WORK TO BE COMPLETED | Find every line containing the word "object" in the records below; report only how many there are.

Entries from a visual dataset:

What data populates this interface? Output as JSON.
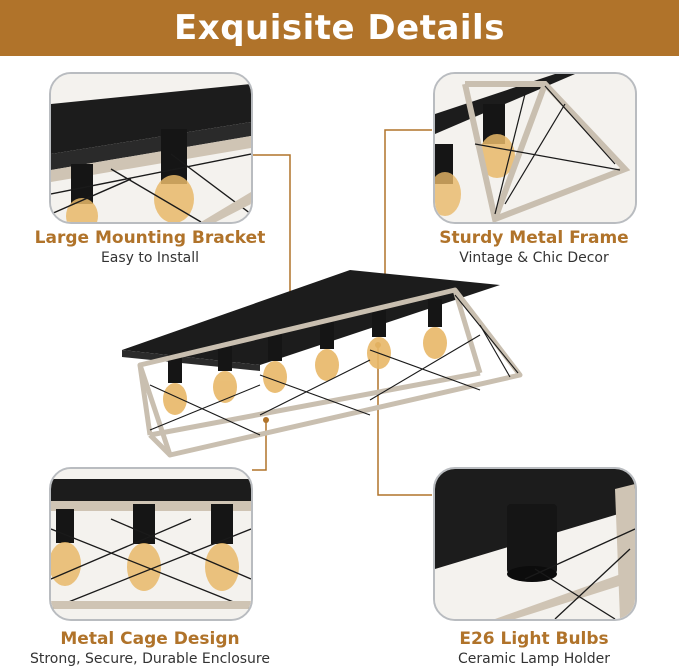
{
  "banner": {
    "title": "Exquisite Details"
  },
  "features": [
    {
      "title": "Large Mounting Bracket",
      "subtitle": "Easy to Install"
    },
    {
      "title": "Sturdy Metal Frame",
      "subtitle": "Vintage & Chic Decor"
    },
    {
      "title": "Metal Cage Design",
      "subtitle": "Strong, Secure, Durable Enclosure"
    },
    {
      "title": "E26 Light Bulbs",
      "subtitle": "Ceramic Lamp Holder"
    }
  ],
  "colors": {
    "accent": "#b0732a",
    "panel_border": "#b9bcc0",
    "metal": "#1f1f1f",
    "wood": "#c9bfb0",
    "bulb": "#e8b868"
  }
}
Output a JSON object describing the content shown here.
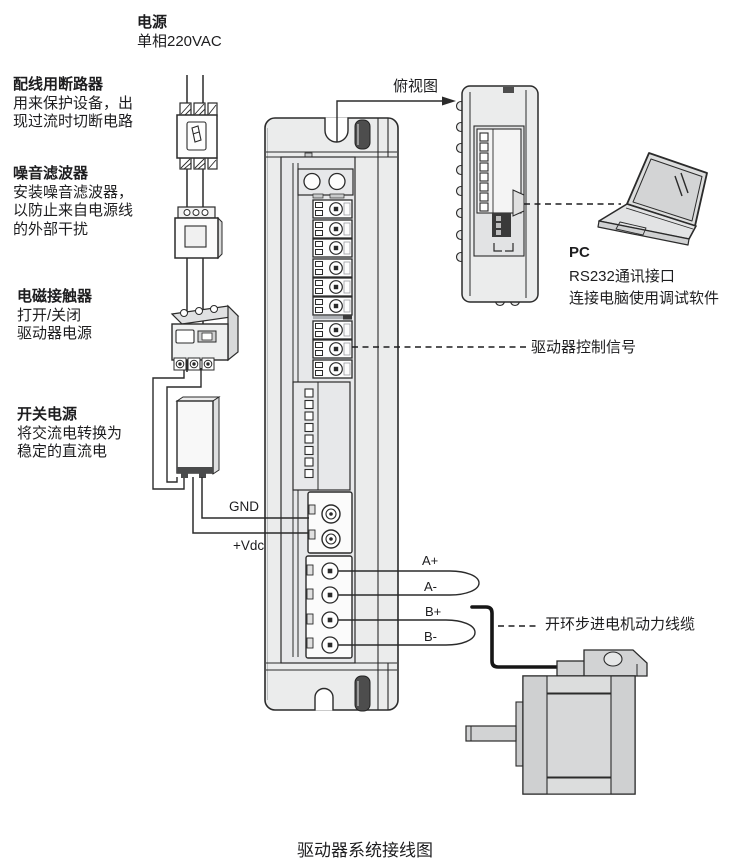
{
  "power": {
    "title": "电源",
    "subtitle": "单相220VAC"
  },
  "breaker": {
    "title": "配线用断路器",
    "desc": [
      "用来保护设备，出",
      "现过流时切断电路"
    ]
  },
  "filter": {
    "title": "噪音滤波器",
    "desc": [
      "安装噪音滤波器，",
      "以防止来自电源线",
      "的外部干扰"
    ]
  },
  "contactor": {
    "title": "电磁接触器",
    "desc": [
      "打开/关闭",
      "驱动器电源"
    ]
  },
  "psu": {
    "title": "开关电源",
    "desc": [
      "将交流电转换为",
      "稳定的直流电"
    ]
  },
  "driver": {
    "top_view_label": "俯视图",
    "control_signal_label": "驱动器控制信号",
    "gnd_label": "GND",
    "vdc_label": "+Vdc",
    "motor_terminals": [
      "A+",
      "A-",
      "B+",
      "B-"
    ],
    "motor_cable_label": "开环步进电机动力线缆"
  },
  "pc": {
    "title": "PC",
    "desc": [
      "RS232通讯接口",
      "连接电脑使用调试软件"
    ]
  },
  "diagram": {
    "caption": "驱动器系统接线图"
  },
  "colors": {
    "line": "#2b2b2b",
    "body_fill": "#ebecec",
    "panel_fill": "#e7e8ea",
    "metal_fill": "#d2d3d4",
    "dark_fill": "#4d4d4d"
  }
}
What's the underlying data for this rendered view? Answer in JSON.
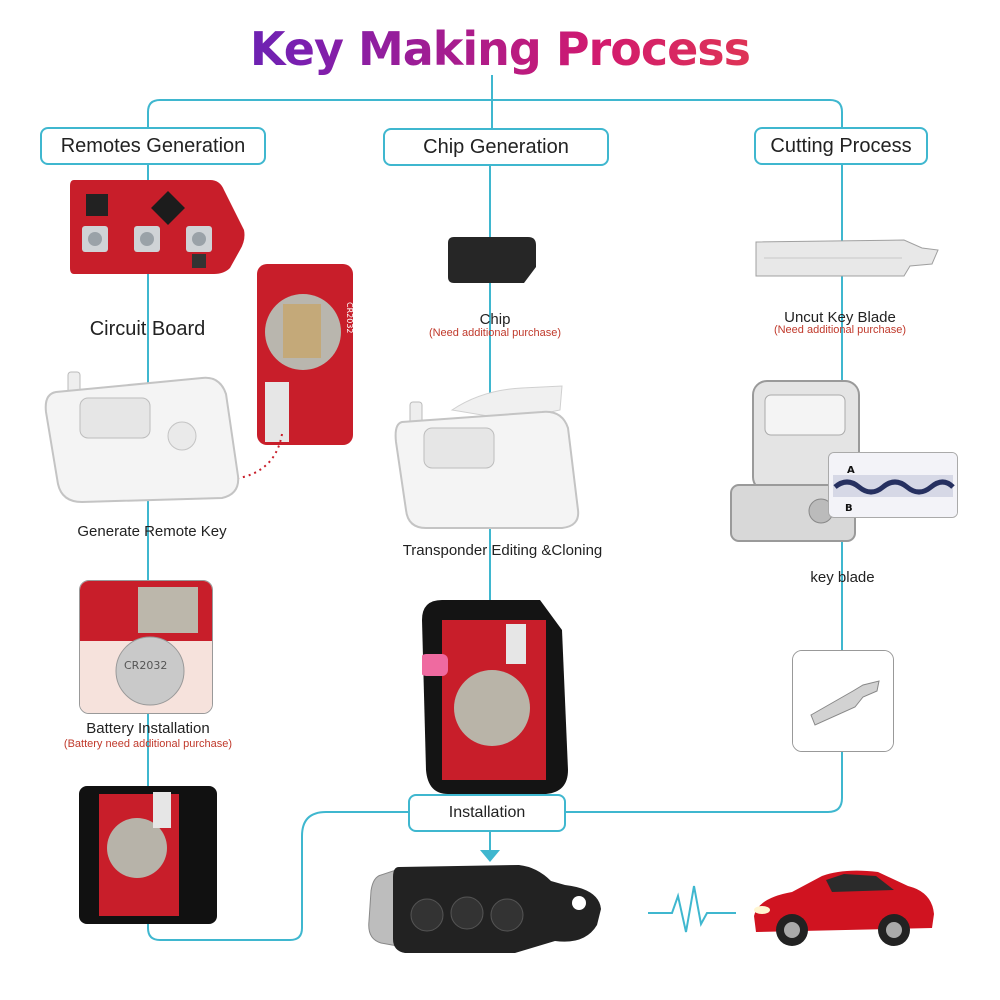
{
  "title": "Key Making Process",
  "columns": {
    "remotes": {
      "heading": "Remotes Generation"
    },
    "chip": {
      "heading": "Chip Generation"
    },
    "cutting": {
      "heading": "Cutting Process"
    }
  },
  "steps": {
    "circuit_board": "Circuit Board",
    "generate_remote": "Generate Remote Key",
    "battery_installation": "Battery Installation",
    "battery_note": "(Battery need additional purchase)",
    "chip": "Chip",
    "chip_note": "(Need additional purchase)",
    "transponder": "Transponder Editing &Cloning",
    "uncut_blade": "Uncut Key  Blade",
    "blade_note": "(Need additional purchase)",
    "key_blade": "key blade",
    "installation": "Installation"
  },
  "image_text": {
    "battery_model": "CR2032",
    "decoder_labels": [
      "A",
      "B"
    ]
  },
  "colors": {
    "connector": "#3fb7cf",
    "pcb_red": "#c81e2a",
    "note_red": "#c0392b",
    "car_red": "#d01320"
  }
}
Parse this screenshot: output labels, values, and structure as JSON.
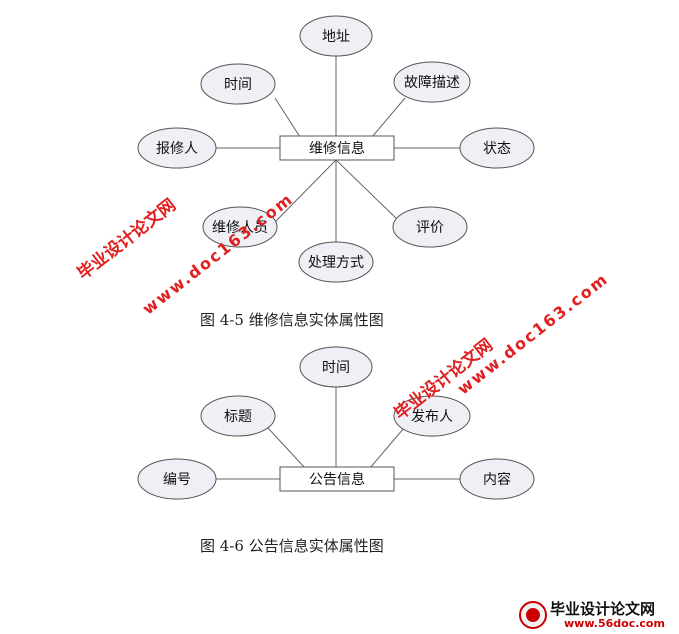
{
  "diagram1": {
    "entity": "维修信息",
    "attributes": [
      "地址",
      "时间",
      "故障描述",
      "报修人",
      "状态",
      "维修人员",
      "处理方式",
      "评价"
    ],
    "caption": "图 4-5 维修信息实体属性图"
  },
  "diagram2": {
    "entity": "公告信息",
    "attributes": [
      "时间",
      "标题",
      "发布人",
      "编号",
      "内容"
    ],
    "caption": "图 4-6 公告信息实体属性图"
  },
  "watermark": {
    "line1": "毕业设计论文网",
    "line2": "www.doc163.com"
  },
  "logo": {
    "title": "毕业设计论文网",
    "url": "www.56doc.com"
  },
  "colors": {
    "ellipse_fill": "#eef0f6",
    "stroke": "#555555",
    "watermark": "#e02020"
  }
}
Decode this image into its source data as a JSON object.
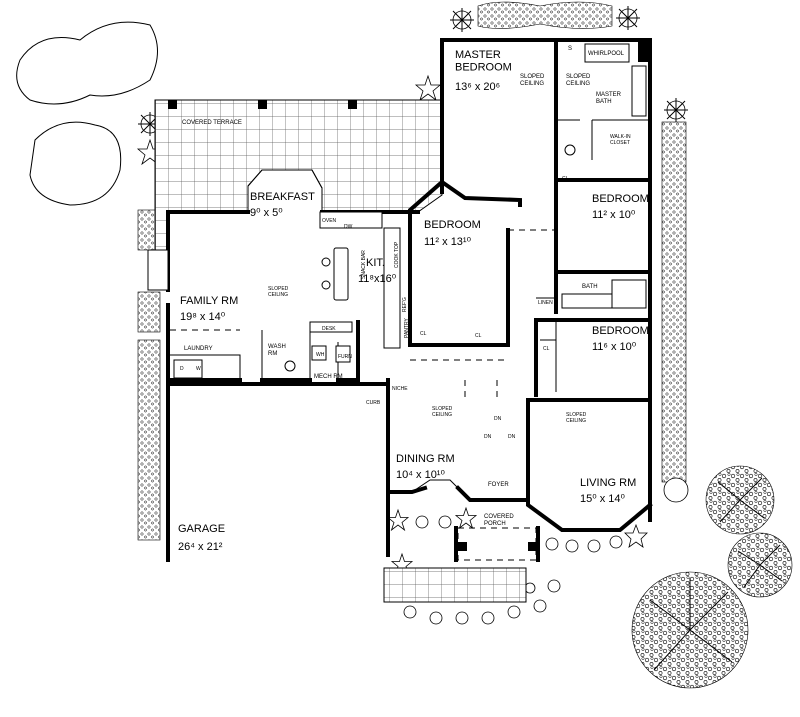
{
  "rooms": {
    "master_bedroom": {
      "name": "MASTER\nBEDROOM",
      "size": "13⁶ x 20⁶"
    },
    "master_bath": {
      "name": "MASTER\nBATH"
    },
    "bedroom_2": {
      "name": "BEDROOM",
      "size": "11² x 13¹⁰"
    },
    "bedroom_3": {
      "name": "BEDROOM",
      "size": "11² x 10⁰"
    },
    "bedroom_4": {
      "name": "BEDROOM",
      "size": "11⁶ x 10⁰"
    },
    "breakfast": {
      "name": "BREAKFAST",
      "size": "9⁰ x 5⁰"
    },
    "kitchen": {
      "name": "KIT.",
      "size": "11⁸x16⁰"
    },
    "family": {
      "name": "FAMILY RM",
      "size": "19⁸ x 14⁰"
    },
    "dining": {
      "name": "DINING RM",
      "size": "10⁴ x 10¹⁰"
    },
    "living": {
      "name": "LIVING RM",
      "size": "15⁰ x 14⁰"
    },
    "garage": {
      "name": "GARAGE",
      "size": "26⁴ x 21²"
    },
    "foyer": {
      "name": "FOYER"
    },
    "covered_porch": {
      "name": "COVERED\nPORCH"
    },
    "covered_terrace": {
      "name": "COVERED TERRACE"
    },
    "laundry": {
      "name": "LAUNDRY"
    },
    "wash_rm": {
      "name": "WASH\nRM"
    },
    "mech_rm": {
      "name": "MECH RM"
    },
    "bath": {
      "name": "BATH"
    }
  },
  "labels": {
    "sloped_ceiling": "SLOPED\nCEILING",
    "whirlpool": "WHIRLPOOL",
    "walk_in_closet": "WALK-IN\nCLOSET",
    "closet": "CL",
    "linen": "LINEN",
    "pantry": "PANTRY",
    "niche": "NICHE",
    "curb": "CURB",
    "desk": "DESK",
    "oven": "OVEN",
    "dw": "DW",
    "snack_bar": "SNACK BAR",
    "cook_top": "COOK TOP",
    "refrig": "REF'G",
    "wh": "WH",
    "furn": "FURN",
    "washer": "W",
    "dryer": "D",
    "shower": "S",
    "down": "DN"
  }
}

SOLUTION FOR THIS EXERCISE | 2